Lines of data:
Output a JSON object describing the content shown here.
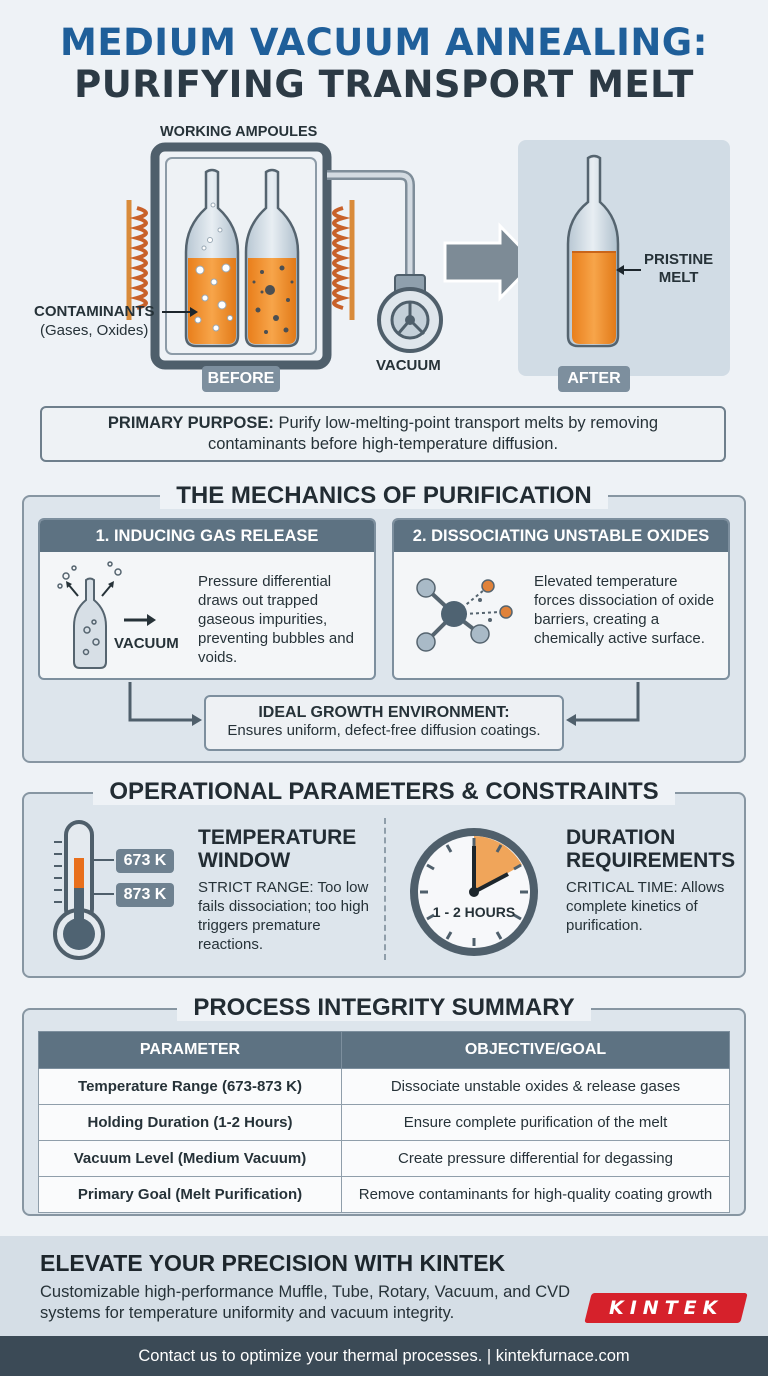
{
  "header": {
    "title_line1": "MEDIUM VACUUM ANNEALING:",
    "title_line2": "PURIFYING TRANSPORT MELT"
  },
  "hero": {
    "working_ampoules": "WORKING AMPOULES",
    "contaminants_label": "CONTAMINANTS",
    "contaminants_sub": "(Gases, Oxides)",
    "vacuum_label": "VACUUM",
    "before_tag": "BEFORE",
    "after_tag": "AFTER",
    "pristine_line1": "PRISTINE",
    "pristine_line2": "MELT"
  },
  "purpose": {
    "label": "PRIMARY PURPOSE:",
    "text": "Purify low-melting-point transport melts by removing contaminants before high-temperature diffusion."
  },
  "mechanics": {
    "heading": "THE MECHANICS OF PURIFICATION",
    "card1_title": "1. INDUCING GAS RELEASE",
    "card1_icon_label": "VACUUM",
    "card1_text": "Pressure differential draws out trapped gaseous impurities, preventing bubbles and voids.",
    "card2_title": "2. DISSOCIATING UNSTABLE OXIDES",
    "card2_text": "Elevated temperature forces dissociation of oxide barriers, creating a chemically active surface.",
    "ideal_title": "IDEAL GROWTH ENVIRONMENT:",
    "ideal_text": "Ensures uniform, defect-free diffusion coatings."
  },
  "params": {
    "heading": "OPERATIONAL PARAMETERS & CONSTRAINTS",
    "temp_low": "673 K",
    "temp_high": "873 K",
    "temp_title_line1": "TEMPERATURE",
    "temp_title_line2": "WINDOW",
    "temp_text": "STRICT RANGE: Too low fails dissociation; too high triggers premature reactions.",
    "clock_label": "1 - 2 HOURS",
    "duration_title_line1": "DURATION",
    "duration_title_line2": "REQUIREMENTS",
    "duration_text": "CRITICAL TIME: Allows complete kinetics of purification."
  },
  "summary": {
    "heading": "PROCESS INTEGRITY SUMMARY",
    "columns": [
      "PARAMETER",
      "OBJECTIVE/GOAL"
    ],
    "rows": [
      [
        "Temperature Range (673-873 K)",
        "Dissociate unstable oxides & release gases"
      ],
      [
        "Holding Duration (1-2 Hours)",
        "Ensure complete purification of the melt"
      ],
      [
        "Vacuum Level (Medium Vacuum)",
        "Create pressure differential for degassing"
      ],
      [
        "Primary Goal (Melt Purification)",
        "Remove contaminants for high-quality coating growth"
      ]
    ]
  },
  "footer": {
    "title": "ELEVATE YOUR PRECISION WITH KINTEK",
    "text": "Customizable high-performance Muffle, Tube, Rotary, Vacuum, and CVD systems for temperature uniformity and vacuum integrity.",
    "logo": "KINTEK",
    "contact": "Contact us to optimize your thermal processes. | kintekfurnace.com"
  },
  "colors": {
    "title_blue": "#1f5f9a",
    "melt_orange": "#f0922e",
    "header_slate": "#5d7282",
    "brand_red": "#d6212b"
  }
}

TASK TO CARRY OUT: Repeat verbatim all the material, but not the pictures.

ANSWER TO THE PROBLEM:
Output a JSON object describing the content shown here.
{
  "header": {
    "title_line1": "MEDIUM VACUUM ANNEALING:",
    "title_line2": "PURIFYING TRANSPORT MELT"
  },
  "hero": {
    "working_ampoules": "WORKING AMPOULES",
    "contaminants_label": "CONTAMINANTS",
    "contaminants_sub": "(Gases, Oxides)",
    "vacuum_label": "VACUUM",
    "before_tag": "BEFORE",
    "after_tag": "AFTER",
    "pristine_line1": "PRISTINE",
    "pristine_line2": "MELT"
  },
  "purpose": {
    "label": "PRIMARY PURPOSE:",
    "text": "Purify low-melting-point transport melts by removing contaminants before high-temperature diffusion."
  },
  "mechanics": {
    "heading": "THE MECHANICS OF PURIFICATION",
    "card1_title": "1. INDUCING GAS RELEASE",
    "card1_icon_label": "VACUUM",
    "card1_text": "Pressure differential draws out trapped gaseous impurities, preventing bubbles and voids.",
    "card2_title": "2. DISSOCIATING UNSTABLE OXIDES",
    "card2_text": "Elevated temperature forces dissociation of oxide barriers, creating a chemically active surface.",
    "ideal_title": "IDEAL GROWTH ENVIRONMENT:",
    "ideal_text": "Ensures uniform, defect-free diffusion coatings."
  },
  "params": {
    "heading": "OPERATIONAL PARAMETERS & CONSTRAINTS",
    "temp_low": "673 K",
    "temp_high": "873 K",
    "temp_title_line1": "TEMPERATURE",
    "temp_title_line2": "WINDOW",
    "temp_text": "STRICT RANGE: Too low fails dissociation; too high triggers premature reactions.",
    "clock_label": "1 - 2 HOURS",
    "duration_title_line1": "DURATION",
    "duration_title_line2": "REQUIREMENTS",
    "duration_text": "CRITICAL TIME: Allows complete kinetics of purification."
  },
  "summary": {
    "heading": "PROCESS INTEGRITY SUMMARY",
    "columns": [
      "PARAMETER",
      "OBJECTIVE/GOAL"
    ],
    "rows": [
      [
        "Temperature Range (673-873 K)",
        "Dissociate unstable oxides & release gases"
      ],
      [
        "Holding Duration (1-2 Hours)",
        "Ensure complete purification of the melt"
      ],
      [
        "Vacuum Level (Medium Vacuum)",
        "Create pressure differential for degassing"
      ],
      [
        "Primary Goal (Melt Purification)",
        "Remove contaminants for high-quality coating growth"
      ]
    ]
  },
  "footer": {
    "title": "ELEVATE YOUR PRECISION WITH KINTEK",
    "text": "Customizable high-performance Muffle, Tube, Rotary, Vacuum, and CVD systems for temperature uniformity and vacuum integrity.",
    "logo": "KINTEK",
    "contact": "Contact us to optimize your thermal processes. | kintekfurnace.com"
  },
  "colors": {
    "title_blue": "#1f5f9a",
    "melt_orange": "#f0922e",
    "header_slate": "#5d7282",
    "brand_red": "#d6212b"
  }
}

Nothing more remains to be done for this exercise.